### [AIM OF THE TASK]
Make an exact copy of all the entries, with the pictures left out.

---*---

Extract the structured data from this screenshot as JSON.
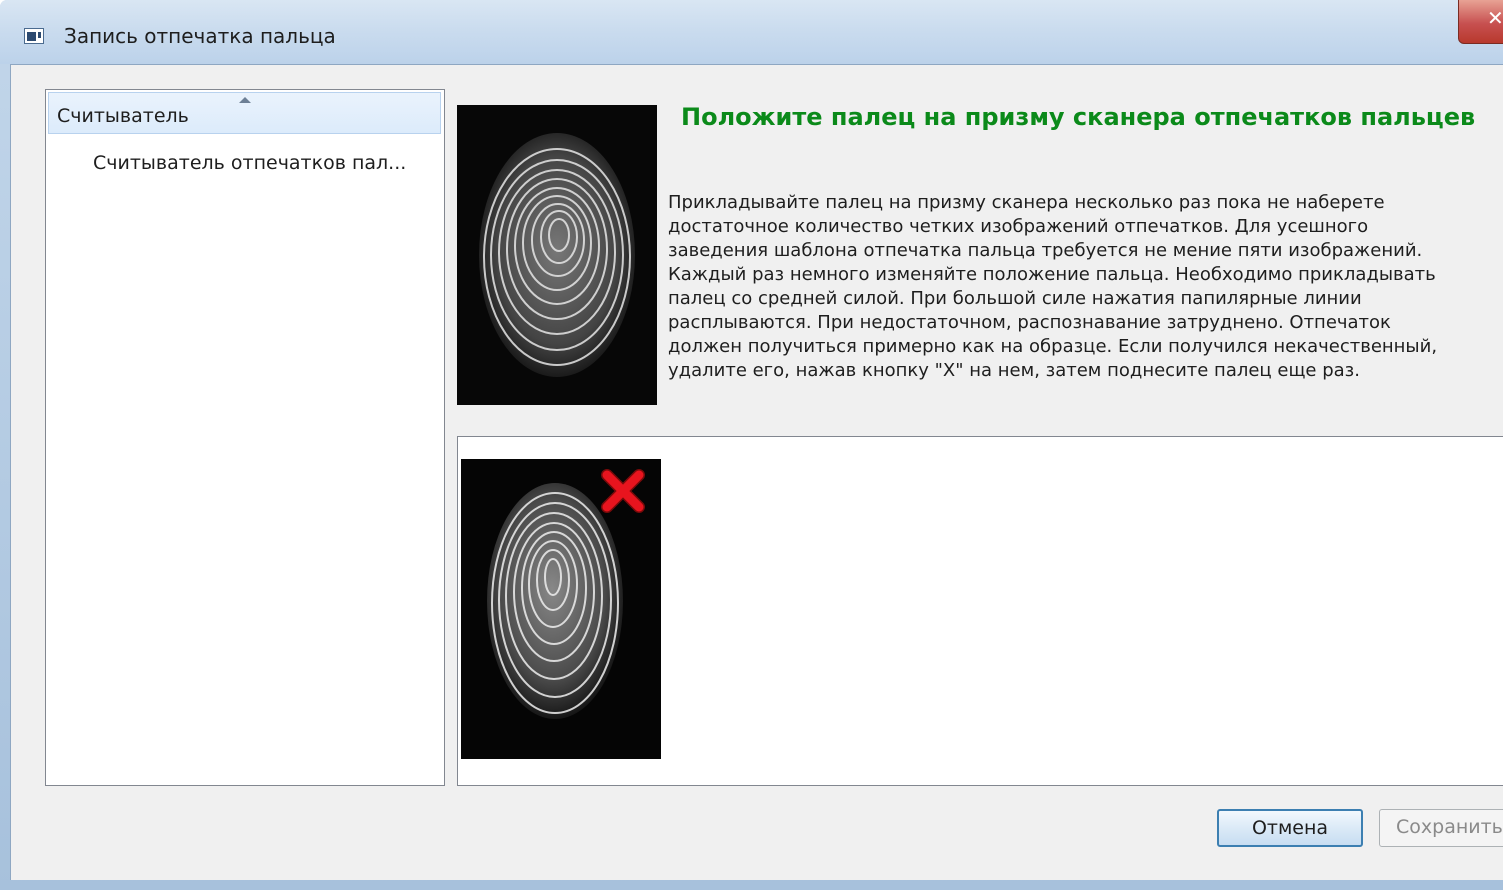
{
  "window": {
    "title": "Запись отпечатка пальца",
    "close_glyph": "✕"
  },
  "left_panel": {
    "group_header": "Считыватель",
    "items": [
      {
        "label": "Считыватель отпечатков пал..."
      }
    ]
  },
  "main": {
    "sample_image_icon": "fingerprint-sample-image",
    "heading": "Положите палец на призму сканера отпечатков пальцев",
    "instructions": [
      "Прикладывайте палец на призму сканера несколько раз пока не наберете",
      "достаточное количество четких изображений отпечатков. Для усешного",
      "заведения шаблона отпечатка пальца требуется не мение пяти изображений.",
      "Каждый раз немного изменяйте положение пальца. Необходимо прикладывать",
      "палец со средней силой. При большой силе нажатия папилярные линии",
      "расплываются. При недостаточном, распознавание затруднено. Отпечаток",
      "должен получиться примерно как на образце. Если получился некачественный,",
      "удалите его, нажав кнопку \"X\" на нем, затем поднесите палец еще раз."
    ],
    "captures": [
      {
        "image_icon": "captured-fingerprint-image",
        "delete_icon": "delete-x-icon"
      }
    ]
  },
  "buttons": {
    "cancel": "Отмена",
    "save": "Сохранить"
  },
  "colors": {
    "heading": "#0b8a1a",
    "delete_x": "#e8141e",
    "window_frame": "#b9cfe6"
  }
}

---*---

### [SOLUTION FOR THIS PROBLEM]
Extract the structured data from this screenshot as JSON.
{
  "window": {
    "title": "Запись отпечатка пальца",
    "close_glyph": "✕"
  },
  "left_panel": {
    "group_header": "Считыватель",
    "items": [
      {
        "label": "Считыватель отпечатков пал..."
      }
    ]
  },
  "main": {
    "sample_image_icon": "fingerprint-sample-image",
    "heading": "Положите палец на призму сканера отпечатков пальцев",
    "instructions": [
      "Прикладывайте палец на призму сканера несколько раз пока не наберете",
      "достаточное количество четких изображений отпечатков. Для усешного",
      "заведения шаблона отпечатка пальца требуется не мение пяти изображений.",
      "Каждый раз немного изменяйте положение пальца. Необходимо прикладывать",
      "палец со средней силой. При большой силе нажатия папилярные линии",
      "расплываются. При недостаточном, распознавание затруднено. Отпечаток",
      "должен получиться примерно как на образце. Если получился некачественный,",
      "удалите его, нажав кнопку \"X\" на нем, затем поднесите палец еще раз."
    ],
    "captures": [
      {
        "image_icon": "captured-fingerprint-image",
        "delete_icon": "delete-x-icon"
      }
    ]
  },
  "buttons": {
    "cancel": "Отмена",
    "save": "Сохранить"
  },
  "colors": {
    "heading": "#0b8a1a",
    "delete_x": "#e8141e",
    "window_frame": "#b9cfe6"
  }
}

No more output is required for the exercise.